• Listed entries:
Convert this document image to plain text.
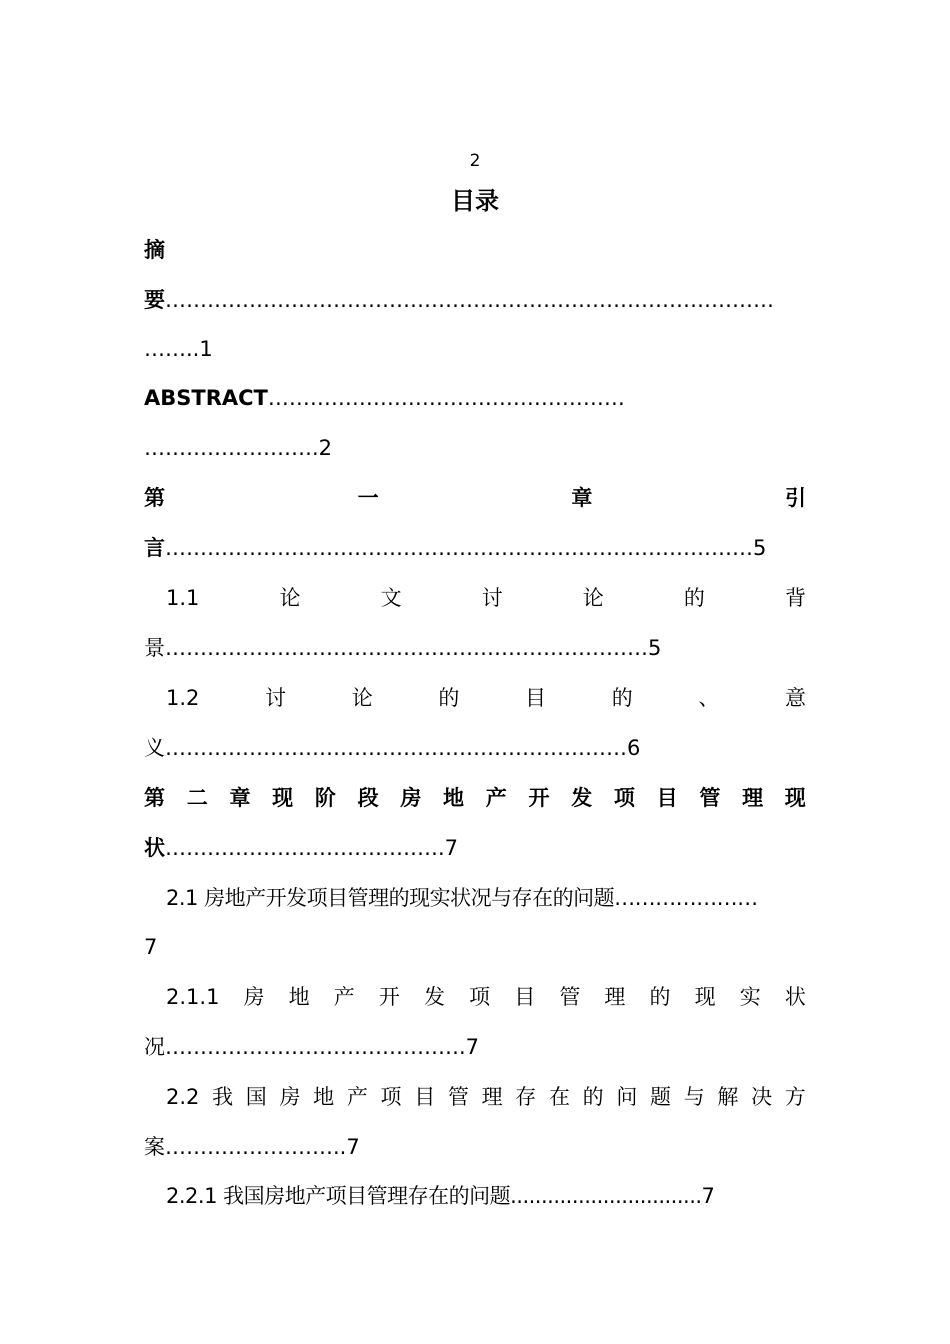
2
目录
摘
要……………………………………………………………………………
……..1
ABSTRACT……………………………………………
…………………….2
第	一	章	引
言…………………………………………………………………………5
1.1	论	文	讨	论	的	背
景……………………………………………………………5
1.2	讨	论	的	目	的	、	意
义…………………………………………………………6
第 二 章 现 阶 段 房 地 产 开 发 项 目 管 理 现
状………………………………….7
2.1 房地产开发项目管理的现实状况与存在的问题…………………
7
2.1.1 房 地 产 开 发 项 目 管 理 的 现 实 状
况…………………………………….7
2.2 我 国 房 地 产 项 目 管 理 存 在 的 问 题 与 解 决 方
案……………………..7
2.2.1 我国房地产项目管理存在的问题...............................7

• Goal:
Reproduce the records verbatim, omitting all images they contain.

• Solution:
Convert this document image to plain text.
2
目录
摘
要……………………………………………………………………………
……..1
ABSTRACT……………………………………………
…………………….2
第	一	章	引
言…………………………………………………………………………5
1.1	论	文	讨	论	的	背
景……………………………………………………………5
1.2	讨	论	的	目	的	、	意
义…………………………………………………………6
第 二 章 现 阶 段 房 地 产 开 发 项 目 管 理 现
状………………………………….7
2.1 房地产开发项目管理的现实状况与存在的问题…………………
7
2.1.1 房 地 产 开 发 项 目 管 理 的 现 实 状
况…………………………………….7
2.2 我 国 房 地 产 项 目 管 理 存 在 的 问 题 与 解 决 方
案……………………..7
2.2.1 我国房地产项目管理存在的问题...............................7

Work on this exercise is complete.